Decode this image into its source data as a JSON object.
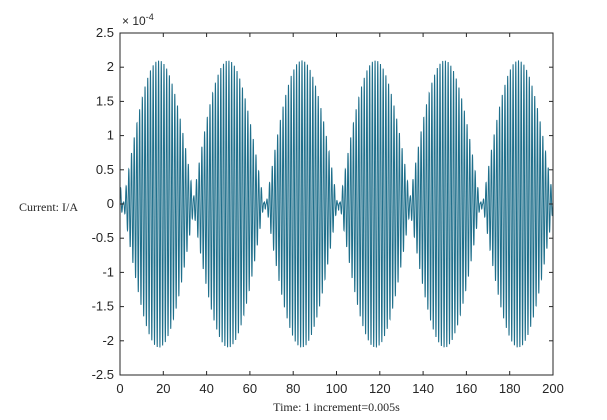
{
  "chart_data": {
    "type": "line",
    "title": "",
    "xlabel": "Time: 1 increment=0.005s",
    "ylabel": "Current: I/A",
    "y_exponent_label": "× 10",
    "y_exponent_power": "-4",
    "xlim": [
      0,
      200
    ],
    "ylim": [
      -2.5,
      2.5
    ],
    "x_ticks": [
      "0",
      "20",
      "40",
      "60",
      "80",
      "100",
      "120",
      "140",
      "160",
      "180",
      "200"
    ],
    "y_ticks": [
      "2.5",
      "2",
      "1.5",
      "1",
      "0.5",
      "0",
      "-0.5",
      "-1",
      "-1.5",
      "-2",
      "-2.5"
    ],
    "grid": false,
    "legend": "none",
    "line_color": "#1f6f8b",
    "series": [
      {
        "x_range": [
          0,
          200
        ],
        "envelope_amplitude": 2.1,
        "envelope_peaks_x": [
          18,
          50,
          84,
          118,
          150,
          184
        ],
        "envelope_period": 33,
        "carrier_cycles_per_x_unit": 0.8
      }
    ]
  }
}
+ + + + + + +
» **TASK TO COMPLETE**
Without the pictures, print the records in full, exactly as they appear.

» **WRITTEN RESPONSE**
Decode this image into its source data as a JSON object.
{
  "chart_data": {
    "type": "line",
    "title": "",
    "xlabel": "Time: 1 increment=0.005s",
    "ylabel": "Current: I/A",
    "y_exponent_label": "× 10",
    "y_exponent_power": "-4",
    "xlim": [
      0,
      200
    ],
    "ylim": [
      -2.5,
      2.5
    ],
    "x_ticks": [
      "0",
      "20",
      "40",
      "60",
      "80",
      "100",
      "120",
      "140",
      "160",
      "180",
      "200"
    ],
    "y_ticks": [
      "2.5",
      "2",
      "1.5",
      "1",
      "0.5",
      "0",
      "-0.5",
      "-1",
      "-1.5",
      "-2",
      "-2.5"
    ],
    "grid": false,
    "legend": "none",
    "line_color": "#1f6f8b",
    "series": [
      {
        "x_range": [
          0,
          200
        ],
        "envelope_amplitude": 2.1,
        "envelope_peaks_x": [
          18,
          50,
          84,
          118,
          150,
          184
        ],
        "envelope_period": 33,
        "carrier_cycles_per_x_unit": 0.8
      }
    ]
  }
}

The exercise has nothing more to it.